>>>
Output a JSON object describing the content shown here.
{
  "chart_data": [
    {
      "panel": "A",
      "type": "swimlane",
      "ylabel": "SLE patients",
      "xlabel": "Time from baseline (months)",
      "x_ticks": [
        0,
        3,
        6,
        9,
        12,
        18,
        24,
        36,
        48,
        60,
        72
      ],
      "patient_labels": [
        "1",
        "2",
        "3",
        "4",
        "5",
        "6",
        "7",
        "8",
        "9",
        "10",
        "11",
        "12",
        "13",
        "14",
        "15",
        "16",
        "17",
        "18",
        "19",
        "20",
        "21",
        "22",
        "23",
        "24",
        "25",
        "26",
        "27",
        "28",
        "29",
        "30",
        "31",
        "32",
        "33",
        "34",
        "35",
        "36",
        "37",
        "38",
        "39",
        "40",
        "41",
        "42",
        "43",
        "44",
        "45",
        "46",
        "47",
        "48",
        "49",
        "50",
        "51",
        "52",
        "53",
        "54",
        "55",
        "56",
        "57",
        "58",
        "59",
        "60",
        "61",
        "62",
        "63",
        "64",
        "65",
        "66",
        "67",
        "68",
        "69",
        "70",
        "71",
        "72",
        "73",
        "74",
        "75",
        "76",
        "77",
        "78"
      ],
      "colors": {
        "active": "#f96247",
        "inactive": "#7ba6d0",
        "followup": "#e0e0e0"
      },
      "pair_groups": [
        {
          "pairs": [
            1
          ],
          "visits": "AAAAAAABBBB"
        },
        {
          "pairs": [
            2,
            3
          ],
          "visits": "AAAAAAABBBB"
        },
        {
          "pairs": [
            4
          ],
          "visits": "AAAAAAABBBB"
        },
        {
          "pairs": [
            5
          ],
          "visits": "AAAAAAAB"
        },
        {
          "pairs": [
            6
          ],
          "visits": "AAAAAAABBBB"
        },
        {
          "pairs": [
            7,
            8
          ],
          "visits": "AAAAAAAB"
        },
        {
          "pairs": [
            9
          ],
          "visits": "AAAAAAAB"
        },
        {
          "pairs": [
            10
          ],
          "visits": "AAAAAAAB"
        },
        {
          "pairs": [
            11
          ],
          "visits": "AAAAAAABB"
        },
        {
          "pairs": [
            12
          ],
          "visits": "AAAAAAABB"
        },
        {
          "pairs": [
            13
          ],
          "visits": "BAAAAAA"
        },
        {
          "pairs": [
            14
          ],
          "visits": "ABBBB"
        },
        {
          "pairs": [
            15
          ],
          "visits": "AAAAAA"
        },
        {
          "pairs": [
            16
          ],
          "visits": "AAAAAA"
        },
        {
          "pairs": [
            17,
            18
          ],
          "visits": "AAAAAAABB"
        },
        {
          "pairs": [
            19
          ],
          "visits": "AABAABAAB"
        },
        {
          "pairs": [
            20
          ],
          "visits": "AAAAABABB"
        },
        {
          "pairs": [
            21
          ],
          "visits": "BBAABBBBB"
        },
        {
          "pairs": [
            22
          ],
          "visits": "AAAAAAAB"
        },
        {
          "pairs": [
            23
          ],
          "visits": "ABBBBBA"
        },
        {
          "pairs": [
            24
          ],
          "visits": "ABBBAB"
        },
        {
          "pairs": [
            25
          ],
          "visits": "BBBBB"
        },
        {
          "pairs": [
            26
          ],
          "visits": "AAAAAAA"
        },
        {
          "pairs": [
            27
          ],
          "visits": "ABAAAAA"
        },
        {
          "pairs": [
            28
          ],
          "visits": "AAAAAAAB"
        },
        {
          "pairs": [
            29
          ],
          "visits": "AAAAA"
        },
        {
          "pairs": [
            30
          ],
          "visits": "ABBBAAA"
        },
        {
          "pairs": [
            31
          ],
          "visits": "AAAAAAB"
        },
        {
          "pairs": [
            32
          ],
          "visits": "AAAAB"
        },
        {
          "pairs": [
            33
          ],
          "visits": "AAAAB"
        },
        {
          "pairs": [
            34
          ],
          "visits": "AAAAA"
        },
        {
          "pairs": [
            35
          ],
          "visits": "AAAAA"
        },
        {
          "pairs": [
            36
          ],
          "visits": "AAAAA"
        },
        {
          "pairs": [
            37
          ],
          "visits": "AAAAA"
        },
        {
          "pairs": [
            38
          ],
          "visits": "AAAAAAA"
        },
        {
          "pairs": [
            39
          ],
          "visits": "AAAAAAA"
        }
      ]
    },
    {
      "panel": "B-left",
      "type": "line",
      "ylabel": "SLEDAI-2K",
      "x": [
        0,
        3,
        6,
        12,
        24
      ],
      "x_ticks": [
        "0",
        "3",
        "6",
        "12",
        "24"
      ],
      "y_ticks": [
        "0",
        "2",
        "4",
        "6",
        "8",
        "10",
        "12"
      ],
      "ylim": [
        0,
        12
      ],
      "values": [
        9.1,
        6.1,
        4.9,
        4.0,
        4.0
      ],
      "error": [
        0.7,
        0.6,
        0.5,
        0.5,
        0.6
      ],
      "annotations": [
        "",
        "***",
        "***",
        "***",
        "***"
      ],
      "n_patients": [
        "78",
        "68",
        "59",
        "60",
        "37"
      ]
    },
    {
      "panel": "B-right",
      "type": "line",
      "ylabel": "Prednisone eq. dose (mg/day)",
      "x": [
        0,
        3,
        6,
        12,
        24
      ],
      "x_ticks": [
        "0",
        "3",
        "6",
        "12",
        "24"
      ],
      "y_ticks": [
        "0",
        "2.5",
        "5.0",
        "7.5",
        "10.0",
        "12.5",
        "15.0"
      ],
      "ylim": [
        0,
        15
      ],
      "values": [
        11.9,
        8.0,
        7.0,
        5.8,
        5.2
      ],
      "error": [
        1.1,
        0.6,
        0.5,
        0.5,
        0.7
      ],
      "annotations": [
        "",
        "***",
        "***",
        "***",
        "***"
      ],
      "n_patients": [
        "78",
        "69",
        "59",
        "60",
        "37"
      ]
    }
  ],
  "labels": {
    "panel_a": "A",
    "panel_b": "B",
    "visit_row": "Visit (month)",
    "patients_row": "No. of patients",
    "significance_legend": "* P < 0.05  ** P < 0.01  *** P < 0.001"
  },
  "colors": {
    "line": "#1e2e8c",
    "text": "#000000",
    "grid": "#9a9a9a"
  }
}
<<<
### Task details
Track down every line in the entries that includes the string "ylabel", and copy it.

### Answer area
      "ylabel": "SLE patients",
      "ylabel": "SLEDAI-2K",
      "ylabel": "Prednisone eq. dose (mg/day)",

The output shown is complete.